Source records

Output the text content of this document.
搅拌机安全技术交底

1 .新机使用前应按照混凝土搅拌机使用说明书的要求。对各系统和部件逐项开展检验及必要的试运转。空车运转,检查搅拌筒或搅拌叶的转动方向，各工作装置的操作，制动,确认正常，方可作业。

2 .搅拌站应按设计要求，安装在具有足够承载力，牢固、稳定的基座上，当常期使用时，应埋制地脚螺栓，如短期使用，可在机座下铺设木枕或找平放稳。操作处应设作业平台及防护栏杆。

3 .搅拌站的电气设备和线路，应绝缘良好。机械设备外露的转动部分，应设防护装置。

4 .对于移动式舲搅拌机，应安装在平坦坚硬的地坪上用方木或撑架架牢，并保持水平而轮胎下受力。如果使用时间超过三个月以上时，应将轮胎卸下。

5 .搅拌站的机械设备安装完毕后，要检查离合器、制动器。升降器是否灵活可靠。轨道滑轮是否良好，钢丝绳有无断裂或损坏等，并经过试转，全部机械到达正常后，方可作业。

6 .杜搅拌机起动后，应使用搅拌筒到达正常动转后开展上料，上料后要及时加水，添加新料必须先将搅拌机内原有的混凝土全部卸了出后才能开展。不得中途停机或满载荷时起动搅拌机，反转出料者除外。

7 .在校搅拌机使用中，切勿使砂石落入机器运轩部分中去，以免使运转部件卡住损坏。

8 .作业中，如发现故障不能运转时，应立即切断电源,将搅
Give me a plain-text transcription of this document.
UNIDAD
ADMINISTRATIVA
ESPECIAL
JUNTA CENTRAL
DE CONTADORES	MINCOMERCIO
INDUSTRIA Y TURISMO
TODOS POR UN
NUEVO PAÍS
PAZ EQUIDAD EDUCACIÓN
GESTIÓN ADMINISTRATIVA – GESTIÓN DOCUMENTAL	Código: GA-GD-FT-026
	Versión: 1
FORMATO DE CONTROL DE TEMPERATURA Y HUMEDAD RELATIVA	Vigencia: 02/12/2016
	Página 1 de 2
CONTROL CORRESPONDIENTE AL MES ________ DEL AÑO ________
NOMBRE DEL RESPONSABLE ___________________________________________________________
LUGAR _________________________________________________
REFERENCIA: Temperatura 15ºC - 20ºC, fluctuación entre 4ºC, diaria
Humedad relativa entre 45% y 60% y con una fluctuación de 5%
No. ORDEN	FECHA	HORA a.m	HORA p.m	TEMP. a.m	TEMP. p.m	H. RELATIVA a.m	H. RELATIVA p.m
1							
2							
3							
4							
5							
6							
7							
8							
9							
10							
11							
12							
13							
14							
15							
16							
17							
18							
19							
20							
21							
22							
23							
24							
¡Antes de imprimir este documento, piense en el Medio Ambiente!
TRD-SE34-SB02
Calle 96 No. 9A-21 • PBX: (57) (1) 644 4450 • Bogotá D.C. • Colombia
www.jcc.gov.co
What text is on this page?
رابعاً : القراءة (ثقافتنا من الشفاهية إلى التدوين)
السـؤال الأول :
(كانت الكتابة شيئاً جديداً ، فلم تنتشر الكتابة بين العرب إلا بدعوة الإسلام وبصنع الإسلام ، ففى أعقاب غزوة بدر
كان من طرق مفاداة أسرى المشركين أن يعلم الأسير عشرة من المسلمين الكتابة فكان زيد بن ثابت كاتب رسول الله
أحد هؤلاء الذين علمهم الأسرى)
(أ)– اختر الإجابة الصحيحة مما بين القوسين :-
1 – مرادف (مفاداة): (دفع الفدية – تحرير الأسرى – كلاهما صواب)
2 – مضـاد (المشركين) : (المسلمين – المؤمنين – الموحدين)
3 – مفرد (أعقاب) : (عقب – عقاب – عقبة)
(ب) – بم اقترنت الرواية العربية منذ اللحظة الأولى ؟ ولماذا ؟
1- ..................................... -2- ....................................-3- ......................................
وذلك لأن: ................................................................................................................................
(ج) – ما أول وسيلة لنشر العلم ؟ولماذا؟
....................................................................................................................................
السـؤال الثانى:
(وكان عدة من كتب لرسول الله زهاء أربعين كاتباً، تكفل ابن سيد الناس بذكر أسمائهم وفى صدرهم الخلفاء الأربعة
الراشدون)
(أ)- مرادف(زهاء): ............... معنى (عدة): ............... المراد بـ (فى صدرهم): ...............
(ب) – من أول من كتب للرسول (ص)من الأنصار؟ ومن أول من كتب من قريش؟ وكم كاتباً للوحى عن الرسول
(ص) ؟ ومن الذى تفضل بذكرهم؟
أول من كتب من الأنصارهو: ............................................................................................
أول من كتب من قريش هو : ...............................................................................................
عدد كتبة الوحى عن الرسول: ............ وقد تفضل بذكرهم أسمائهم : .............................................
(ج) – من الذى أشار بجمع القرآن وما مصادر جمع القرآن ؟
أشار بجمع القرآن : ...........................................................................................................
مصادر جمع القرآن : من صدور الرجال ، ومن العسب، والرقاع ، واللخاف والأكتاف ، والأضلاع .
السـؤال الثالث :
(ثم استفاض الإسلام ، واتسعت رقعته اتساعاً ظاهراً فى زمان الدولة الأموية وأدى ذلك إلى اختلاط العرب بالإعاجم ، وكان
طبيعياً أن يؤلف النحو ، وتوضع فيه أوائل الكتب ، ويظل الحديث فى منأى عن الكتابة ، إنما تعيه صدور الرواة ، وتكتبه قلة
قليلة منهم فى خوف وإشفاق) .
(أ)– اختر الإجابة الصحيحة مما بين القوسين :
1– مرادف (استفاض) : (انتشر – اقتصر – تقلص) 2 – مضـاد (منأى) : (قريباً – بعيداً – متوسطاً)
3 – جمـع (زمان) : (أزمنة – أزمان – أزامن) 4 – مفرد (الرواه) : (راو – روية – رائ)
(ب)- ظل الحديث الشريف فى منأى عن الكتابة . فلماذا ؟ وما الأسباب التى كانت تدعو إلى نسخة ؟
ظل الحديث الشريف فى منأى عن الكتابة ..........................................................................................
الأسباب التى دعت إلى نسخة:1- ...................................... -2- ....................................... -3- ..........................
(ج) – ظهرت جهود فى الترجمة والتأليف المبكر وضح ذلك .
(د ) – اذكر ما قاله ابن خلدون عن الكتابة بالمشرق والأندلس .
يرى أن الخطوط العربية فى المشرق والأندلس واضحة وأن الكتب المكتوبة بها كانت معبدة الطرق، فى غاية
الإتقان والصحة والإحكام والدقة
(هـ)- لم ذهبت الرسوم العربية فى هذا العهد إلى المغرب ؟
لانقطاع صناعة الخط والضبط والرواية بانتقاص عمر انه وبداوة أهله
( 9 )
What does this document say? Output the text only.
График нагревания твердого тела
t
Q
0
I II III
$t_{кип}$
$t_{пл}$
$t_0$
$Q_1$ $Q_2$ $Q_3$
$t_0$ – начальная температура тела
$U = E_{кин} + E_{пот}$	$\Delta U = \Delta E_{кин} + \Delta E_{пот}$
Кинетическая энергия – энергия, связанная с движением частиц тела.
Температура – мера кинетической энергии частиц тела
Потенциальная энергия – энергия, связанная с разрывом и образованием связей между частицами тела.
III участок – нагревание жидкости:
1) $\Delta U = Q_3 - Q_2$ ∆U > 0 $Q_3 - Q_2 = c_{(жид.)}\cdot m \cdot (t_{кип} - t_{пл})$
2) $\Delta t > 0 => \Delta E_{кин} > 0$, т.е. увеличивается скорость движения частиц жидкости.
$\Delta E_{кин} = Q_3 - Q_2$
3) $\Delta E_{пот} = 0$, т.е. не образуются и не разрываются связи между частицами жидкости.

# Prompt
In the listing, find every line with the word "الأسرى" and state how many there are, nothing more.

# Full response
2